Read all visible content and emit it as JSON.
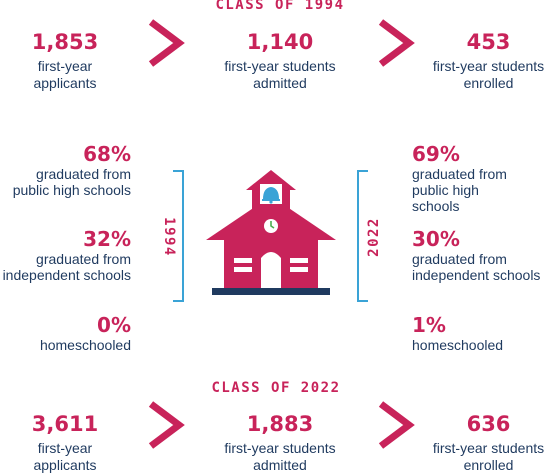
{
  "class_1994": {
    "title": "CLASS OF 1994",
    "applicants_value": "1,853",
    "applicants_label": "first-year applicants",
    "admitted_value": "1,140",
    "admitted_label": "first-year students admitted",
    "enrolled_value": "453",
    "enrolled_label": "first-year students enrolled"
  },
  "class_2022": {
    "title": "CLASS OF 2022",
    "applicants_value": "3,611",
    "applicants_label": "first-year applicants",
    "admitted_value": "1,883",
    "admitted_label": "first-year students admitted",
    "enrolled_value": "636",
    "enrolled_label": "first-year students enrolled"
  },
  "left_panel": {
    "year": "1994",
    "public_pct": "68%",
    "public_label": "graduated from public high schools",
    "independent_pct": "32%",
    "independent_label": "graduated from independent schools",
    "home_pct": "0%",
    "home_label": "homeschooled"
  },
  "right_panel": {
    "year": "2022",
    "public_pct": "69%",
    "public_label": "graduated from public high schools",
    "independent_pct": "30%",
    "independent_label": "graduated from independent schools",
    "home_pct": "1%",
    "home_label": "homeschooled"
  },
  "colors": {
    "accent": "#c8235a",
    "text": "#1f3a5f",
    "bracket": "#3aa3d6",
    "bell": "#3aa3d6"
  },
  "icons": [
    "chevron-right-icon",
    "schoolhouse-icon",
    "bell-icon",
    "clock-icon"
  ]
}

Exercise
Quote all the lines above exactly as given. Do not include the pictures.

Worked answer
Read all visible content and emit it as JSON.
{
  "class_1994": {
    "title": "CLASS OF 1994",
    "applicants_value": "1,853",
    "applicants_label": "first-year applicants",
    "admitted_value": "1,140",
    "admitted_label": "first-year students admitted",
    "enrolled_value": "453",
    "enrolled_label": "first-year students enrolled"
  },
  "class_2022": {
    "title": "CLASS OF 2022",
    "applicants_value": "3,611",
    "applicants_label": "first-year applicants",
    "admitted_value": "1,883",
    "admitted_label": "first-year students admitted",
    "enrolled_value": "636",
    "enrolled_label": "first-year students enrolled"
  },
  "left_panel": {
    "year": "1994",
    "public_pct": "68%",
    "public_label": "graduated from public high schools",
    "independent_pct": "32%",
    "independent_label": "graduated from independent schools",
    "home_pct": "0%",
    "home_label": "homeschooled"
  },
  "right_panel": {
    "year": "2022",
    "public_pct": "69%",
    "public_label": "graduated from public high schools",
    "independent_pct": "30%",
    "independent_label": "graduated from independent schools",
    "home_pct": "1%",
    "home_label": "homeschooled"
  },
  "colors": {
    "accent": "#c8235a",
    "text": "#1f3a5f",
    "bracket": "#3aa3d6",
    "bell": "#3aa3d6"
  },
  "icons": [
    "chevron-right-icon",
    "schoolhouse-icon",
    "bell-icon",
    "clock-icon"
  ]
}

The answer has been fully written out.